Stored data
───

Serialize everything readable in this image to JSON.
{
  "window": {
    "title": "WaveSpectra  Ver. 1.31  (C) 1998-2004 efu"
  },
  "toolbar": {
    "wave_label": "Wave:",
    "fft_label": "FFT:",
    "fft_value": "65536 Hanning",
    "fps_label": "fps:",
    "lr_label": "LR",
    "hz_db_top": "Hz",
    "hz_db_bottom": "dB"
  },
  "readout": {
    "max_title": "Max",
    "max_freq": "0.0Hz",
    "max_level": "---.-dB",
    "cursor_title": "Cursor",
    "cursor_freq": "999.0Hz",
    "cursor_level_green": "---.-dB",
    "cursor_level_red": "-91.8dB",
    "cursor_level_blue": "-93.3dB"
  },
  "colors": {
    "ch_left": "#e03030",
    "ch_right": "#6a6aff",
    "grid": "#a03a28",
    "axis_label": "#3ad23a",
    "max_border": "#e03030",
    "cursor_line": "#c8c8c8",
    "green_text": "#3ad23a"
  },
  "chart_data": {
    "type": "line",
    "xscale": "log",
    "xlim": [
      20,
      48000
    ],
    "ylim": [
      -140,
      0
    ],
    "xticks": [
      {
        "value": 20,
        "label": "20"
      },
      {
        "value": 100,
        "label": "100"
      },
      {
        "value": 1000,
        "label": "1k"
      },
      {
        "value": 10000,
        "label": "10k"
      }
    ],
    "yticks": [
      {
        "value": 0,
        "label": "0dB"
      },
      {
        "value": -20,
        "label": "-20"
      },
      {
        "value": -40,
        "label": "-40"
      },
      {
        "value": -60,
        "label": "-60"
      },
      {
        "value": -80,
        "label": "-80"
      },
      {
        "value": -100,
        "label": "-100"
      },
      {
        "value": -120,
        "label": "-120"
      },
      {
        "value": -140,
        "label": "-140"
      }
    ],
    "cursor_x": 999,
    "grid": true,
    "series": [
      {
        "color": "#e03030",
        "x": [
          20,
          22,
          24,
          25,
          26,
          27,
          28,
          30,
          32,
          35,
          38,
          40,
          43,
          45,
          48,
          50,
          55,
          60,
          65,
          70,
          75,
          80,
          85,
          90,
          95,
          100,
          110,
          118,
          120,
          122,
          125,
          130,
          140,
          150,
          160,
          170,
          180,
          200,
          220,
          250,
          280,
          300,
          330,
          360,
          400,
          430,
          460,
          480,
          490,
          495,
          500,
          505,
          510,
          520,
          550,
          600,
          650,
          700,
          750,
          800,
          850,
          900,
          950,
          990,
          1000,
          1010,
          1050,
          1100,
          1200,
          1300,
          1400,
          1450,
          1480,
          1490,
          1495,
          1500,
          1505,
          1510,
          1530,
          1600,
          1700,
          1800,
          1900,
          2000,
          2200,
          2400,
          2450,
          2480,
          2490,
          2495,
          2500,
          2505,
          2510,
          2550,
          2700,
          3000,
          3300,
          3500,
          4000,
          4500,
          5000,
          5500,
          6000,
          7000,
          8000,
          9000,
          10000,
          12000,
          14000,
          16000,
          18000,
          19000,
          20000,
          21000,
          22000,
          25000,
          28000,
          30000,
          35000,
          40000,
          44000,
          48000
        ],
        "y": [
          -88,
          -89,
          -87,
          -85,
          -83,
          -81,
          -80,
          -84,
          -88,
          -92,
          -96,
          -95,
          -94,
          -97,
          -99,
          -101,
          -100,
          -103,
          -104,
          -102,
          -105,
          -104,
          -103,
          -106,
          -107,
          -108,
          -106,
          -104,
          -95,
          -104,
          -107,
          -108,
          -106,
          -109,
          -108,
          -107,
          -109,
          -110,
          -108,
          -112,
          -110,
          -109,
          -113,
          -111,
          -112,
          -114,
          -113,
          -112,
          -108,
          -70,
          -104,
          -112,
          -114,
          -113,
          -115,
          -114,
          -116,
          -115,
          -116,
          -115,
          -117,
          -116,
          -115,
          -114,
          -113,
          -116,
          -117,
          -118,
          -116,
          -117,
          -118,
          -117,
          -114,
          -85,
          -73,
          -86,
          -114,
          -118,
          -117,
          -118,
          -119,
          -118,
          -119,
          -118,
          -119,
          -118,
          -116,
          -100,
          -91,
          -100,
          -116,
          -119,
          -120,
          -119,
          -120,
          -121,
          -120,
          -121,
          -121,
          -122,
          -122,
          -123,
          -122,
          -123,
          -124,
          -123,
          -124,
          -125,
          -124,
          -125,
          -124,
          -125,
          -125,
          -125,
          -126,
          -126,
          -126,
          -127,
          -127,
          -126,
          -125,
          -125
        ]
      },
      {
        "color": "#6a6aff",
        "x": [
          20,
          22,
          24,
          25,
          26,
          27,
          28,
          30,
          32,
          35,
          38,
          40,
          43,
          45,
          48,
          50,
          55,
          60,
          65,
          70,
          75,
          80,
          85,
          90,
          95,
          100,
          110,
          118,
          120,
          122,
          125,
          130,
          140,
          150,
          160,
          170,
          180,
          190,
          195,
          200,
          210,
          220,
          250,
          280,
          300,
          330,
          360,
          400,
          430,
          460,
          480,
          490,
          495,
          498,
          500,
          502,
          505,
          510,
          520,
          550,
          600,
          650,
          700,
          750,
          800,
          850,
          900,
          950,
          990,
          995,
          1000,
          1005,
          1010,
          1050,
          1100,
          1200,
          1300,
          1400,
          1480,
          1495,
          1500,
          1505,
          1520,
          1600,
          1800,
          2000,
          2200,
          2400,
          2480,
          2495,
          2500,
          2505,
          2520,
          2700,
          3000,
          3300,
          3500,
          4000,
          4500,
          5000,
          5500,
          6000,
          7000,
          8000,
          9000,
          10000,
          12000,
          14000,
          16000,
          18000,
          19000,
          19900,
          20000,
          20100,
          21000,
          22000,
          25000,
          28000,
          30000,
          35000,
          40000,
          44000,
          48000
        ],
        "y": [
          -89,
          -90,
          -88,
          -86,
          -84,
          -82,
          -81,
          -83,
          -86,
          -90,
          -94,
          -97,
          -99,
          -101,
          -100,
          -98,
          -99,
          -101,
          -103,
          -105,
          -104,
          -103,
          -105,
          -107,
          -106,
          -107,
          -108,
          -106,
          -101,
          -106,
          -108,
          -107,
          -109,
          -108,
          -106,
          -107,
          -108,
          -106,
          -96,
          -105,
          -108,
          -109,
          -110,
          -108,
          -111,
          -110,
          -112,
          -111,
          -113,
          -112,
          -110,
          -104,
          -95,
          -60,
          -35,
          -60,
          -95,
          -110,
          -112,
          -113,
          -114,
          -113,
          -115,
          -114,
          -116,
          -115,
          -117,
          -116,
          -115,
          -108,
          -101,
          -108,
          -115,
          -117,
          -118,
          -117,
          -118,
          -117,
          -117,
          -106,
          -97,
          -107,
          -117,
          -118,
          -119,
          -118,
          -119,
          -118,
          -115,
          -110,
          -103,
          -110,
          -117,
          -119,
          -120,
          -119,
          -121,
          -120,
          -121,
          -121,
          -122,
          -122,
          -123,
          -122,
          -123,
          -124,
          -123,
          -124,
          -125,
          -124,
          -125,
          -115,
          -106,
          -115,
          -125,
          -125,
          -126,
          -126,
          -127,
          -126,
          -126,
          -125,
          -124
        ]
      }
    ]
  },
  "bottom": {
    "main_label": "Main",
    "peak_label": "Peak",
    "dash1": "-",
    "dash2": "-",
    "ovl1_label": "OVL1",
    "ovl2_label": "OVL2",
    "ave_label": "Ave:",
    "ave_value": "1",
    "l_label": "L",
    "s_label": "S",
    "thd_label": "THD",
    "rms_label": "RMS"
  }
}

───

WHAT NEEDS TO BE DONE
Write the listing out again, exactly as it reads.

TASK SOLUTION
Serialize everything readable in this image to JSON.
{
  "window": {
    "title": "WaveSpectra  Ver. 1.31  (C) 1998-2004 efu"
  },
  "toolbar": {
    "wave_label": "Wave:",
    "fft_label": "FFT:",
    "fft_value": "65536 Hanning",
    "fps_label": "fps:",
    "lr_label": "LR",
    "hz_db_top": "Hz",
    "hz_db_bottom": "dB"
  },
  "readout": {
    "max_title": "Max",
    "max_freq": "0.0Hz",
    "max_level": "---.-dB",
    "cursor_title": "Cursor",
    "cursor_freq": "999.0Hz",
    "cursor_level_green": "---.-dB",
    "cursor_level_red": "-91.8dB",
    "cursor_level_blue": "-93.3dB"
  },
  "colors": {
    "ch_left": "#e03030",
    "ch_right": "#6a6aff",
    "grid": "#a03a28",
    "axis_label": "#3ad23a",
    "max_border": "#e03030",
    "cursor_line": "#c8c8c8",
    "green_text": "#3ad23a"
  },
  "chart_data": {
    "type": "line",
    "xscale": "log",
    "xlim": [
      20,
      48000
    ],
    "ylim": [
      -140,
      0
    ],
    "xticks": [
      {
        "value": 20,
        "label": "20"
      },
      {
        "value": 100,
        "label": "100"
      },
      {
        "value": 1000,
        "label": "1k"
      },
      {
        "value": 10000,
        "label": "10k"
      }
    ],
    "yticks": [
      {
        "value": 0,
        "label": "0dB"
      },
      {
        "value": -20,
        "label": "-20"
      },
      {
        "value": -40,
        "label": "-40"
      },
      {
        "value": -60,
        "label": "-60"
      },
      {
        "value": -80,
        "label": "-80"
      },
      {
        "value": -100,
        "label": "-100"
      },
      {
        "value": -120,
        "label": "-120"
      },
      {
        "value": -140,
        "label": "-140"
      }
    ],
    "cursor_x": 999,
    "grid": true,
    "series": [
      {
        "color": "#e03030",
        "x": [
          20,
          22,
          24,
          25,
          26,
          27,
          28,
          30,
          32,
          35,
          38,
          40,
          43,
          45,
          48,
          50,
          55,
          60,
          65,
          70,
          75,
          80,
          85,
          90,
          95,
          100,
          110,
          118,
          120,
          122,
          125,
          130,
          140,
          150,
          160,
          170,
          180,
          200,
          220,
          250,
          280,
          300,
          330,
          360,
          400,
          430,
          460,
          480,
          490,
          495,
          500,
          505,
          510,
          520,
          550,
          600,
          650,
          700,
          750,
          800,
          850,
          900,
          950,
          990,
          1000,
          1010,
          1050,
          1100,
          1200,
          1300,
          1400,
          1450,
          1480,
          1490,
          1495,
          1500,
          1505,
          1510,
          1530,
          1600,
          1700,
          1800,
          1900,
          2000,
          2200,
          2400,
          2450,
          2480,
          2490,
          2495,
          2500,
          2505,
          2510,
          2550,
          2700,
          3000,
          3300,
          3500,
          4000,
          4500,
          5000,
          5500,
          6000,
          7000,
          8000,
          9000,
          10000,
          12000,
          14000,
          16000,
          18000,
          19000,
          20000,
          21000,
          22000,
          25000,
          28000,
          30000,
          35000,
          40000,
          44000,
          48000
        ],
        "y": [
          -88,
          -89,
          -87,
          -85,
          -83,
          -81,
          -80,
          -84,
          -88,
          -92,
          -96,
          -95,
          -94,
          -97,
          -99,
          -101,
          -100,
          -103,
          -104,
          -102,
          -105,
          -104,
          -103,
          -106,
          -107,
          -108,
          -106,
          -104,
          -95,
          -104,
          -107,
          -108,
          -106,
          -109,
          -108,
          -107,
          -109,
          -110,
          -108,
          -112,
          -110,
          -109,
          -113,
          -111,
          -112,
          -114,
          -113,
          -112,
          -108,
          -70,
          -104,
          -112,
          -114,
          -113,
          -115,
          -114,
          -116,
          -115,
          -116,
          -115,
          -117,
          -116,
          -115,
          -114,
          -113,
          -116,
          -117,
          -118,
          -116,
          -117,
          -118,
          -117,
          -114,
          -85,
          -73,
          -86,
          -114,
          -118,
          -117,
          -118,
          -119,
          -118,
          -119,
          -118,
          -119,
          -118,
          -116,
          -100,
          -91,
          -100,
          -116,
          -119,
          -120,
          -119,
          -120,
          -121,
          -120,
          -121,
          -121,
          -122,
          -122,
          -123,
          -122,
          -123,
          -124,
          -123,
          -124,
          -125,
          -124,
          -125,
          -124,
          -125,
          -125,
          -125,
          -126,
          -126,
          -126,
          -127,
          -127,
          -126,
          -125,
          -125
        ]
      },
      {
        "color": "#6a6aff",
        "x": [
          20,
          22,
          24,
          25,
          26,
          27,
          28,
          30,
          32,
          35,
          38,
          40,
          43,
          45,
          48,
          50,
          55,
          60,
          65,
          70,
          75,
          80,
          85,
          90,
          95,
          100,
          110,
          118,
          120,
          122,
          125,
          130,
          140,
          150,
          160,
          170,
          180,
          190,
          195,
          200,
          210,
          220,
          250,
          280,
          300,
          330,
          360,
          400,
          430,
          460,
          480,
          490,
          495,
          498,
          500,
          502,
          505,
          510,
          520,
          550,
          600,
          650,
          700,
          750,
          800,
          850,
          900,
          950,
          990,
          995,
          1000,
          1005,
          1010,
          1050,
          1100,
          1200,
          1300,
          1400,
          1480,
          1495,
          1500,
          1505,
          1520,
          1600,
          1800,
          2000,
          2200,
          2400,
          2480,
          2495,
          2500,
          2505,
          2520,
          2700,
          3000,
          3300,
          3500,
          4000,
          4500,
          5000,
          5500,
          6000,
          7000,
          8000,
          9000,
          10000,
          12000,
          14000,
          16000,
          18000,
          19000,
          19900,
          20000,
          20100,
          21000,
          22000,
          25000,
          28000,
          30000,
          35000,
          40000,
          44000,
          48000
        ],
        "y": [
          -89,
          -90,
          -88,
          -86,
          -84,
          -82,
          -81,
          -83,
          -86,
          -90,
          -94,
          -97,
          -99,
          -101,
          -100,
          -98,
          -99,
          -101,
          -103,
          -105,
          -104,
          -103,
          -105,
          -107,
          -106,
          -107,
          -108,
          -106,
          -101,
          -106,
          -108,
          -107,
          -109,
          -108,
          -106,
          -107,
          -108,
          -106,
          -96,
          -105,
          -108,
          -109,
          -110,
          -108,
          -111,
          -110,
          -112,
          -111,
          -113,
          -112,
          -110,
          -104,
          -95,
          -60,
          -35,
          -60,
          -95,
          -110,
          -112,
          -113,
          -114,
          -113,
          -115,
          -114,
          -116,
          -115,
          -117,
          -116,
          -115,
          -108,
          -101,
          -108,
          -115,
          -117,
          -118,
          -117,
          -118,
          -117,
          -117,
          -106,
          -97,
          -107,
          -117,
          -118,
          -119,
          -118,
          -119,
          -118,
          -115,
          -110,
          -103,
          -110,
          -117,
          -119,
          -120,
          -119,
          -121,
          -120,
          -121,
          -121,
          -122,
          -122,
          -123,
          -122,
          -123,
          -124,
          -123,
          -124,
          -125,
          -124,
          -125,
          -115,
          -106,
          -115,
          -125,
          -125,
          -126,
          -126,
          -127,
          -126,
          -126,
          -125,
          -124
        ]
      }
    ]
  },
  "bottom": {
    "main_label": "Main",
    "peak_label": "Peak",
    "dash1": "-",
    "dash2": "-",
    "ovl1_label": "OVL1",
    "ovl2_label": "OVL2",
    "ave_label": "Ave:",
    "ave_value": "1",
    "l_label": "L",
    "s_label": "S",
    "thd_label": "THD",
    "rms_label": "RMS"
  }
}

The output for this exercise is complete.